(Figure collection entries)

┄┄┄┄┄┄┄┄┄┄┄┄┄┄┄┄┄┄┄┄

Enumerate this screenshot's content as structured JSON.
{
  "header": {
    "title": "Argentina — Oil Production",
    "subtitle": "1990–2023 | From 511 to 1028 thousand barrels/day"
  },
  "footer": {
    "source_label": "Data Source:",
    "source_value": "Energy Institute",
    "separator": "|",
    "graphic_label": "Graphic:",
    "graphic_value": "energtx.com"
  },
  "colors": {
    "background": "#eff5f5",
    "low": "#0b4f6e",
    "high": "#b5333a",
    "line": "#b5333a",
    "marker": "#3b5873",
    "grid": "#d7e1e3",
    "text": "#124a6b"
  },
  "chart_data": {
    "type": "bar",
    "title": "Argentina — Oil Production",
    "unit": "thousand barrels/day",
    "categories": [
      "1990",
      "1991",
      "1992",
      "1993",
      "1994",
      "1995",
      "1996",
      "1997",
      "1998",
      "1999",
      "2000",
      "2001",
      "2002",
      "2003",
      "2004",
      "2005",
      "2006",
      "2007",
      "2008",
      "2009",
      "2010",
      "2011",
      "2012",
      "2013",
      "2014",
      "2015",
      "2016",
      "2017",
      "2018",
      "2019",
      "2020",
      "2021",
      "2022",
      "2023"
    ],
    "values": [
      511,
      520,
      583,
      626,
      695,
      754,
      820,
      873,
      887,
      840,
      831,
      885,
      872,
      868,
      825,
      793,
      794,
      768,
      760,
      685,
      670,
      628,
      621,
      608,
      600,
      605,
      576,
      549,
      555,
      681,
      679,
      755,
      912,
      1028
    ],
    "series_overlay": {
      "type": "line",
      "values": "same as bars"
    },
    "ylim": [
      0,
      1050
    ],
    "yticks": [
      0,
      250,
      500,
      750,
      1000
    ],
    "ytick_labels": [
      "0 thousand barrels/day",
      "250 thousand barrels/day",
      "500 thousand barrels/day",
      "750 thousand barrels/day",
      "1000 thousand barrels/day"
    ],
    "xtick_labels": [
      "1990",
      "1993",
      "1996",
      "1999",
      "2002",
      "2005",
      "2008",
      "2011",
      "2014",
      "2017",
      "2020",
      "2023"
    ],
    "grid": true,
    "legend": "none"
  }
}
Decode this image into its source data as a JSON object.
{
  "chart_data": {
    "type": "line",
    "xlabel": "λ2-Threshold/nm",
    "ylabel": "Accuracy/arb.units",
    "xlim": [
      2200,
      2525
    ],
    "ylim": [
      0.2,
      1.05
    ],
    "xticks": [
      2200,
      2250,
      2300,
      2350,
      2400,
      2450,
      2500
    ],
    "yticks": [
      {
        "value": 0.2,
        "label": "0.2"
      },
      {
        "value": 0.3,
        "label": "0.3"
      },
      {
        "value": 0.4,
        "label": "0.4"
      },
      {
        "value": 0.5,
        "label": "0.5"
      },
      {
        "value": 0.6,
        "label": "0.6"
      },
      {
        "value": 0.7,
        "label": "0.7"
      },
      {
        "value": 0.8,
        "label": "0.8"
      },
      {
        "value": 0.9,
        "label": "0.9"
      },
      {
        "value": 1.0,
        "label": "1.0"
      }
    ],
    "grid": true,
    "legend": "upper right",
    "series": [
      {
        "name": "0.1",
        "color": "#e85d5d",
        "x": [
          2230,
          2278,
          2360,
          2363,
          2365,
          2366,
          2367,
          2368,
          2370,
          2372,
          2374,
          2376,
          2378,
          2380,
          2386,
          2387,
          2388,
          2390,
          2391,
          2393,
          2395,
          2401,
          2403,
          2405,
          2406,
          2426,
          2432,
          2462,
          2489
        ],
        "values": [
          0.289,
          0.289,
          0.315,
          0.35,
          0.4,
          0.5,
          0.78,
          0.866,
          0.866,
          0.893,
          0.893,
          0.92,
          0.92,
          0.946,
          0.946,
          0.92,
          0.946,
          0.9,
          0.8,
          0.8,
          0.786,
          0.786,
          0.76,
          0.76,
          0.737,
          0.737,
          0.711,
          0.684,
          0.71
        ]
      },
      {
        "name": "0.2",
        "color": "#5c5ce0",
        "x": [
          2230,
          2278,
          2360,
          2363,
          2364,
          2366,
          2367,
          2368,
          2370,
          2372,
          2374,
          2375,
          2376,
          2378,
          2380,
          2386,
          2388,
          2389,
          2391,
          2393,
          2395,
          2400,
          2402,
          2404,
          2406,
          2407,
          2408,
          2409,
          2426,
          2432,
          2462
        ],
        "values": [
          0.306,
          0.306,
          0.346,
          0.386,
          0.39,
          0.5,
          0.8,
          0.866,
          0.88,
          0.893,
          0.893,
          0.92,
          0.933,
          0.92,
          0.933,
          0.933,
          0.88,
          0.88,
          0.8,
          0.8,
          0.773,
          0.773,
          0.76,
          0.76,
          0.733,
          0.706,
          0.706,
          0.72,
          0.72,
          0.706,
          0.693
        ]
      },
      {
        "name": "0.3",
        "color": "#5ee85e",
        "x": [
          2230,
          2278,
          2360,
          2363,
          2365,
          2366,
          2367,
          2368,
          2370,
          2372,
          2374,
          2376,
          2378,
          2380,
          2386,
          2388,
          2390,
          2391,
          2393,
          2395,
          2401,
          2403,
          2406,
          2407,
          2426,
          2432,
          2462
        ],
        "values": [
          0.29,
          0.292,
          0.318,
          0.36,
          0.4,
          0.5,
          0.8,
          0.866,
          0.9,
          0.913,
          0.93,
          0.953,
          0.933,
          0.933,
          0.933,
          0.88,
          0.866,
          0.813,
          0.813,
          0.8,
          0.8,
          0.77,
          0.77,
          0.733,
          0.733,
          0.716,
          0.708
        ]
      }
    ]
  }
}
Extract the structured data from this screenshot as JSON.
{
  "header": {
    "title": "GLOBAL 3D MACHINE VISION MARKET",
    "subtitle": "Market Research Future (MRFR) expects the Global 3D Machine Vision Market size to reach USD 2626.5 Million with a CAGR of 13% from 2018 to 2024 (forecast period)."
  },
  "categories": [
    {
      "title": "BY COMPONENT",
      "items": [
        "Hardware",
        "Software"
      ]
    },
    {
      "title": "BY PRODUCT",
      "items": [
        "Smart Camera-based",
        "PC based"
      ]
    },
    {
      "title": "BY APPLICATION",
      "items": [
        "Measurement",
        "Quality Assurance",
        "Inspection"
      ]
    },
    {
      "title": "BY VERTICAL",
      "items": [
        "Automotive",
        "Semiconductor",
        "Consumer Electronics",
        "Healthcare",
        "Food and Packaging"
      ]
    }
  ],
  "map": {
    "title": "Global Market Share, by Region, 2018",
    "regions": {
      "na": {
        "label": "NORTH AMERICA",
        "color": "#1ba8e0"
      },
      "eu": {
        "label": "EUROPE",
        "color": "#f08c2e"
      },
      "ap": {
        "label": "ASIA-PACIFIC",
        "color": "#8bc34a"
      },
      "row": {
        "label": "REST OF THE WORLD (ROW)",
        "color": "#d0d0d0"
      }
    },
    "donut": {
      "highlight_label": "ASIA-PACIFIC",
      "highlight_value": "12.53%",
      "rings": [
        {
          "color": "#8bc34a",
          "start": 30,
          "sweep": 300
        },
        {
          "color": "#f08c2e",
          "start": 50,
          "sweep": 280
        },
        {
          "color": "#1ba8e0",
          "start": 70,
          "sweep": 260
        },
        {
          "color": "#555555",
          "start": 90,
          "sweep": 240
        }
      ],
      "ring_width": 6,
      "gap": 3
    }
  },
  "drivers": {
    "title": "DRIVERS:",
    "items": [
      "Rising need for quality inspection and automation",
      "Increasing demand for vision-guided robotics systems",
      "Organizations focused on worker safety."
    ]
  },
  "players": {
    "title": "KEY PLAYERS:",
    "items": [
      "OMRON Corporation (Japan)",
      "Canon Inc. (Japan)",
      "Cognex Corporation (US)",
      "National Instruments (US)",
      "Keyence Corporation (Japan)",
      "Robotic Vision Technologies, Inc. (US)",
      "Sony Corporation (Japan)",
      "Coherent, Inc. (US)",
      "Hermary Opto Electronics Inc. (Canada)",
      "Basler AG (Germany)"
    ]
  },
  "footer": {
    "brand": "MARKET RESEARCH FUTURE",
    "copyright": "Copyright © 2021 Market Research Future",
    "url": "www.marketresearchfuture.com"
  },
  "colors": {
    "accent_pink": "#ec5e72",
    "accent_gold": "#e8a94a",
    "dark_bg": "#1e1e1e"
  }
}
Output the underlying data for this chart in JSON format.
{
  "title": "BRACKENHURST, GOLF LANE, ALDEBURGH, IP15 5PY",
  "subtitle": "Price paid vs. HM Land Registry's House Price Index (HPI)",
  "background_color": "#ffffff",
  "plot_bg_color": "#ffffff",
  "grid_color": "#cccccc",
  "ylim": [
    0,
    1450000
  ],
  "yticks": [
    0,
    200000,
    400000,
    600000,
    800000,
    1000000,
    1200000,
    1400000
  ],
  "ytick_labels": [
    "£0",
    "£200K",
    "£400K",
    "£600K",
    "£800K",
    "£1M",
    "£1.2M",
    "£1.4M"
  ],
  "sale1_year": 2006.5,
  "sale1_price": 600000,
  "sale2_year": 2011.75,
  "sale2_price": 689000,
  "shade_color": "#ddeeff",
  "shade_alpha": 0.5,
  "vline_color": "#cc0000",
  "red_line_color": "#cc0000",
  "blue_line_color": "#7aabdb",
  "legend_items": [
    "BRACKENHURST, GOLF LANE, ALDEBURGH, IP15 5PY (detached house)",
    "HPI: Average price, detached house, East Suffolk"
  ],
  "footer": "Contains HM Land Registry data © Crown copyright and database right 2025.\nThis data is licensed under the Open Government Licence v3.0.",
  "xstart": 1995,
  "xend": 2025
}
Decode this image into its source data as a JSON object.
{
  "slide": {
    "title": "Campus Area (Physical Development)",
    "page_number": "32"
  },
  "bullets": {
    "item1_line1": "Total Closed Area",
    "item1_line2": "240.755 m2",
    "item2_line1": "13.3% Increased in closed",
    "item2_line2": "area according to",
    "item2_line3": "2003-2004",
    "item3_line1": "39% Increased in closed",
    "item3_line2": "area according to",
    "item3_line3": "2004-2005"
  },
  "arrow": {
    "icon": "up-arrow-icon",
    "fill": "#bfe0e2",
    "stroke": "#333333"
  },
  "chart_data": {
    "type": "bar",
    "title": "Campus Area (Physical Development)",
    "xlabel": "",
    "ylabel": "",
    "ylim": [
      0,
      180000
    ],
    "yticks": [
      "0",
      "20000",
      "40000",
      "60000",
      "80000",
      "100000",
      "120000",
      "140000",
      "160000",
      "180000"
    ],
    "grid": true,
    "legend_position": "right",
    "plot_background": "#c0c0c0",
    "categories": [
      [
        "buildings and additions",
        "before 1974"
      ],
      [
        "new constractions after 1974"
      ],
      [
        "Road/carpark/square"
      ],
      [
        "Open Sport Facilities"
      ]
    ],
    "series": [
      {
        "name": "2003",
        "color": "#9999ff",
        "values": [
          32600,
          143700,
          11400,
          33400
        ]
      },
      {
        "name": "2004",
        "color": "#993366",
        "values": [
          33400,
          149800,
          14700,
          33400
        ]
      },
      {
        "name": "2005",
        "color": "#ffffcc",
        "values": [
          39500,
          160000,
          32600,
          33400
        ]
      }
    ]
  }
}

┄┄┄┄┄┄┄┄┄┄┄┄┄┄┄┄┄┄┄┄

Determine how many lines of the listing above hold the word "name". Report that number without anything else.

6